┌──

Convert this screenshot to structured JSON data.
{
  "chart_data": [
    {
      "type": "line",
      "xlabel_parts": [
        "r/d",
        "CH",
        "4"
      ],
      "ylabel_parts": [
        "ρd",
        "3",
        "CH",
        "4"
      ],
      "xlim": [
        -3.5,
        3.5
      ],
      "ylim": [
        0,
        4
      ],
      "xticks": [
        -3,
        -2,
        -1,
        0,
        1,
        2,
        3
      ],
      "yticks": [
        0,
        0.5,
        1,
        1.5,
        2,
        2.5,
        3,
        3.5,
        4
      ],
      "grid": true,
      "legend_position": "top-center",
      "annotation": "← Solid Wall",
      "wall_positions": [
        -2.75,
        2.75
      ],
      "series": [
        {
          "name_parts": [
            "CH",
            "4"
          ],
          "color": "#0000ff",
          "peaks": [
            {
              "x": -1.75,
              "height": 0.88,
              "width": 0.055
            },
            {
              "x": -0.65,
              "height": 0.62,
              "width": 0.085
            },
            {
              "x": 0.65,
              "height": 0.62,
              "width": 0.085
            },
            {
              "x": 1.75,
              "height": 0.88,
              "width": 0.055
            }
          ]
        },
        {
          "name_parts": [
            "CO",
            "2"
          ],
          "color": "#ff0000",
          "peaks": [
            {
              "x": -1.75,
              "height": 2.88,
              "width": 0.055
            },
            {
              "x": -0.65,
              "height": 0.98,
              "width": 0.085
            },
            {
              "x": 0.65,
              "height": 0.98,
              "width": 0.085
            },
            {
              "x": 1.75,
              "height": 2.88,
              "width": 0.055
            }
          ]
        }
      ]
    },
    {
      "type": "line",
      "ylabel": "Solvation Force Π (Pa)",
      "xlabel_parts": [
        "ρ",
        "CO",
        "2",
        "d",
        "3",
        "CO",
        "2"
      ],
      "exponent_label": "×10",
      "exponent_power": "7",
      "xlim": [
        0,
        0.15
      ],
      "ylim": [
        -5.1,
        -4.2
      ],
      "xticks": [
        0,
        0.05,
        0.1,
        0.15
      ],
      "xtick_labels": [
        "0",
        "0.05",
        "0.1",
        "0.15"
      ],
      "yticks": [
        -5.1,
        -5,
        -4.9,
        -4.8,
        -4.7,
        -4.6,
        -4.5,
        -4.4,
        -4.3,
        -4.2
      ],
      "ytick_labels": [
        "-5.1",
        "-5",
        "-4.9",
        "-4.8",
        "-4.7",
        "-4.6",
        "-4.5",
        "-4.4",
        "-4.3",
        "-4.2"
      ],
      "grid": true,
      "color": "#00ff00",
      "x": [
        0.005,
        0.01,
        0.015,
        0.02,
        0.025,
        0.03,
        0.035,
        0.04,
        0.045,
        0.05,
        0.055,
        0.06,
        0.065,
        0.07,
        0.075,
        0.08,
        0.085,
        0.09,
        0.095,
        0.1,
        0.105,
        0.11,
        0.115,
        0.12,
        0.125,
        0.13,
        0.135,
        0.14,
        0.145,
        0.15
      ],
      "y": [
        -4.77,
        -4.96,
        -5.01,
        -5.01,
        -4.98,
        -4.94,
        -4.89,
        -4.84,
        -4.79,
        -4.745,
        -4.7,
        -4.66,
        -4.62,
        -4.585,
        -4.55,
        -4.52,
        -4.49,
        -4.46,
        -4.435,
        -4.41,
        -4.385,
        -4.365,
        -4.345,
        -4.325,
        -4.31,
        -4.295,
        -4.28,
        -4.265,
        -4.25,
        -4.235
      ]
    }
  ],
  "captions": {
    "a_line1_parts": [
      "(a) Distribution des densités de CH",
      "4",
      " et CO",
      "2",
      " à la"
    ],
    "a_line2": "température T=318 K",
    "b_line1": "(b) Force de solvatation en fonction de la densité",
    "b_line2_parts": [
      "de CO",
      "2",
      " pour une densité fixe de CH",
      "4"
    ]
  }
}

└──

* _JOB_
Extract all lines as given.

* _RESPONSE FOR THIS EXERCISE_
Convert this screenshot to structured JSON data.
{
  "chart_data": [
    {
      "type": "line",
      "xlabel_parts": [
        "r/d",
        "CH",
        "4"
      ],
      "ylabel_parts": [
        "ρd",
        "3",
        "CH",
        "4"
      ],
      "xlim": [
        -3.5,
        3.5
      ],
      "ylim": [
        0,
        4
      ],
      "xticks": [
        -3,
        -2,
        -1,
        0,
        1,
        2,
        3
      ],
      "yticks": [
        0,
        0.5,
        1,
        1.5,
        2,
        2.5,
        3,
        3.5,
        4
      ],
      "grid": true,
      "legend_position": "top-center",
      "annotation": "← Solid Wall",
      "wall_positions": [
        -2.75,
        2.75
      ],
      "series": [
        {
          "name_parts": [
            "CH",
            "4"
          ],
          "color": "#0000ff",
          "peaks": [
            {
              "x": -1.75,
              "height": 0.88,
              "width": 0.055
            },
            {
              "x": -0.65,
              "height": 0.62,
              "width": 0.085
            },
            {
              "x": 0.65,
              "height": 0.62,
              "width": 0.085
            },
            {
              "x": 1.75,
              "height": 0.88,
              "width": 0.055
            }
          ]
        },
        {
          "name_parts": [
            "CO",
            "2"
          ],
          "color": "#ff0000",
          "peaks": [
            {
              "x": -1.75,
              "height": 2.88,
              "width": 0.055
            },
            {
              "x": -0.65,
              "height": 0.98,
              "width": 0.085
            },
            {
              "x": 0.65,
              "height": 0.98,
              "width": 0.085
            },
            {
              "x": 1.75,
              "height": 2.88,
              "width": 0.055
            }
          ]
        }
      ]
    },
    {
      "type": "line",
      "ylabel": "Solvation Force Π (Pa)",
      "xlabel_parts": [
        "ρ",
        "CO",
        "2",
        "d",
        "3",
        "CO",
        "2"
      ],
      "exponent_label": "×10",
      "exponent_power": "7",
      "xlim": [
        0,
        0.15
      ],
      "ylim": [
        -5.1,
        -4.2
      ],
      "xticks": [
        0,
        0.05,
        0.1,
        0.15
      ],
      "xtick_labels": [
        "0",
        "0.05",
        "0.1",
        "0.15"
      ],
      "yticks": [
        -5.1,
        -5,
        -4.9,
        -4.8,
        -4.7,
        -4.6,
        -4.5,
        -4.4,
        -4.3,
        -4.2
      ],
      "ytick_labels": [
        "-5.1",
        "-5",
        "-4.9",
        "-4.8",
        "-4.7",
        "-4.6",
        "-4.5",
        "-4.4",
        "-4.3",
        "-4.2"
      ],
      "grid": true,
      "color": "#00ff00",
      "x": [
        0.005,
        0.01,
        0.015,
        0.02,
        0.025,
        0.03,
        0.035,
        0.04,
        0.045,
        0.05,
        0.055,
        0.06,
        0.065,
        0.07,
        0.075,
        0.08,
        0.085,
        0.09,
        0.095,
        0.1,
        0.105,
        0.11,
        0.115,
        0.12,
        0.125,
        0.13,
        0.135,
        0.14,
        0.145,
        0.15
      ],
      "y": [
        -4.77,
        -4.96,
        -5.01,
        -5.01,
        -4.98,
        -4.94,
        -4.89,
        -4.84,
        -4.79,
        -4.745,
        -4.7,
        -4.66,
        -4.62,
        -4.585,
        -4.55,
        -4.52,
        -4.49,
        -4.46,
        -4.435,
        -4.41,
        -4.385,
        -4.365,
        -4.345,
        -4.325,
        -4.31,
        -4.295,
        -4.28,
        -4.265,
        -4.25,
        -4.235
      ]
    }
  ],
  "captions": {
    "a_line1_parts": [
      "(a) Distribution des densités de CH",
      "4",
      " et CO",
      "2",
      " à la"
    ],
    "a_line2": "température T=318 K",
    "b_line1": "(b) Force de solvatation en fonction de la densité",
    "b_line2_parts": [
      "de CO",
      "2",
      " pour une densité fixe de CH",
      "4"
    ]
  }
}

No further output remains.